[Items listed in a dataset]
▼
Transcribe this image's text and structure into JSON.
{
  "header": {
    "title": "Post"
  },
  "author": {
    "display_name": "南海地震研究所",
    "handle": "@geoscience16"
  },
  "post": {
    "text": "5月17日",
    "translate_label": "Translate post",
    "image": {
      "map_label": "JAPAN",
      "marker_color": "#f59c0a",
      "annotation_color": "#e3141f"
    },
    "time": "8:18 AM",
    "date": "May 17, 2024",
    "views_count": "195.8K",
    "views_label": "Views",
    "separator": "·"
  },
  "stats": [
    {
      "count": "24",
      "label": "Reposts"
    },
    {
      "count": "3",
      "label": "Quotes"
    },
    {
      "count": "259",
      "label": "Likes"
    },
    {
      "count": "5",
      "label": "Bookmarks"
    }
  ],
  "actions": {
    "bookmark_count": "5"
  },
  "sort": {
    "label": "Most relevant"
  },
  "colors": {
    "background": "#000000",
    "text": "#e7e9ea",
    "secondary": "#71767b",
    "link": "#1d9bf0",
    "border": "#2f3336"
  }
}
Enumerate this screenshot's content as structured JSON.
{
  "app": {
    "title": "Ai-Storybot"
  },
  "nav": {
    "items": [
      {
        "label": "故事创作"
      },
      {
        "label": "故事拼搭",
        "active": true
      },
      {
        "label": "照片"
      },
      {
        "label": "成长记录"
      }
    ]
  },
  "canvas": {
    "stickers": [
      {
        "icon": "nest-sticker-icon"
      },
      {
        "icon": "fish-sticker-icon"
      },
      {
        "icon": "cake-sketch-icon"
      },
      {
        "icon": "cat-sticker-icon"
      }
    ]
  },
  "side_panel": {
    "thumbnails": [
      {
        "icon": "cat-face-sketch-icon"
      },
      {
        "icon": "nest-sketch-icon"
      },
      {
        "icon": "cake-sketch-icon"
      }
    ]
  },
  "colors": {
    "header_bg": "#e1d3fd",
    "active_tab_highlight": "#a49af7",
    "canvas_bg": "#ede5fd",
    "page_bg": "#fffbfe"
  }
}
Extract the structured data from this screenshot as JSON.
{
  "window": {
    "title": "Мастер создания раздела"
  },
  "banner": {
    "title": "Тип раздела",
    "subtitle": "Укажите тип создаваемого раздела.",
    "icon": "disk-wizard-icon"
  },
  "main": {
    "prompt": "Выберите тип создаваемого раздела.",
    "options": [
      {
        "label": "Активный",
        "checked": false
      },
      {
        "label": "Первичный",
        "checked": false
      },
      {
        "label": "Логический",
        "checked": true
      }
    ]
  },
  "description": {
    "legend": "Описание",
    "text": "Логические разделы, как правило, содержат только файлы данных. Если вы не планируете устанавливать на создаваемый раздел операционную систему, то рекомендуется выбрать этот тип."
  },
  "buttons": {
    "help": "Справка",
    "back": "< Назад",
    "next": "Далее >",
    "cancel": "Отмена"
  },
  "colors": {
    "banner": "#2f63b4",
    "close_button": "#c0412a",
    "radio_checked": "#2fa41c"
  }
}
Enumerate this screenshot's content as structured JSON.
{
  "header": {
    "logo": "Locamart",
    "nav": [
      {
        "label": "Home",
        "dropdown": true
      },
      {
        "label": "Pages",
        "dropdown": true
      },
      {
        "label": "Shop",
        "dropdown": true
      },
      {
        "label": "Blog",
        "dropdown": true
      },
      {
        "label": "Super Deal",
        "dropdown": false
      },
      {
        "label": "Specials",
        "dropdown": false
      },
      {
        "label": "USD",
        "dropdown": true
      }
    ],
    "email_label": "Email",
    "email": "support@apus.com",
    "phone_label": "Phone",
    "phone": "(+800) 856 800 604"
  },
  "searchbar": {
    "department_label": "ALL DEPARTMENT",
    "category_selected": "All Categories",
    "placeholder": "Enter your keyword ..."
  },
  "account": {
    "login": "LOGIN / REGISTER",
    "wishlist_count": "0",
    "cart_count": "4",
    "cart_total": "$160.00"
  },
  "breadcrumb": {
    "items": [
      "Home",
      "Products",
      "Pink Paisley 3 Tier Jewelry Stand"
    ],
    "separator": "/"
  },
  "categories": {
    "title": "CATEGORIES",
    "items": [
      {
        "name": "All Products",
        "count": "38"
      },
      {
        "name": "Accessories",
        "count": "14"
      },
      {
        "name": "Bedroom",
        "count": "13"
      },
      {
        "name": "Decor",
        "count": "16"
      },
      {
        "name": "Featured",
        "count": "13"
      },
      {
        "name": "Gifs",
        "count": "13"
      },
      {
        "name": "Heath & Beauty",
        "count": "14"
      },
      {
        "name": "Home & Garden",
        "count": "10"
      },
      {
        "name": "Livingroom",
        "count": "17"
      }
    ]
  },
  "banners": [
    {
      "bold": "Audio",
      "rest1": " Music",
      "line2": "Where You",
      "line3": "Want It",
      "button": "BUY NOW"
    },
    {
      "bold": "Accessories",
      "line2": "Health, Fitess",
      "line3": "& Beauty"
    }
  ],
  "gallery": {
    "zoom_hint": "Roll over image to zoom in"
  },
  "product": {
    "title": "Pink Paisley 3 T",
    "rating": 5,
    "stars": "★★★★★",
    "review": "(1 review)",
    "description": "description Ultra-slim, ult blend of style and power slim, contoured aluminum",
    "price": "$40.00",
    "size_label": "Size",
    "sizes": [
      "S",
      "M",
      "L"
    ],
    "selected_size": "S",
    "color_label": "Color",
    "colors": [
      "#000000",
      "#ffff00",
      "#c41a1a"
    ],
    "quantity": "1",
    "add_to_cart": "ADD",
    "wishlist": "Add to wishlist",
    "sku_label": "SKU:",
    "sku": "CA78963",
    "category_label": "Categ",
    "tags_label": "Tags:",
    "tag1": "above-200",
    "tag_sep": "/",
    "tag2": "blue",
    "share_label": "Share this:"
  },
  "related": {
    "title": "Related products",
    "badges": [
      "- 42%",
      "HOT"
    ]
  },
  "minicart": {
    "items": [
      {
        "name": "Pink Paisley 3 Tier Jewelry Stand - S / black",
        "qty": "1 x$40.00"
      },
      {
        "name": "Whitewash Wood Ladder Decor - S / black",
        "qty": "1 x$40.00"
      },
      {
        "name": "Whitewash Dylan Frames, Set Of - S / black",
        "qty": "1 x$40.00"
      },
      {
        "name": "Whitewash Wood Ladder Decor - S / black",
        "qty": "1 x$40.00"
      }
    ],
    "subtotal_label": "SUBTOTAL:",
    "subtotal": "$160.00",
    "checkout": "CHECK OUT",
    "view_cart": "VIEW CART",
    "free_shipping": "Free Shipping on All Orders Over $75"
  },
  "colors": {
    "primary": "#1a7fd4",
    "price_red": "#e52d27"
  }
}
▲
**What the task asks:** Look through the data above. Find each line with the string "Jewelry" and copy it.

**Written reply:**
      "Pink Paisley 3 Tier Jewelry Stand"
        "name": "Pink Paisley 3 Tier Jewelry Stand - S / black",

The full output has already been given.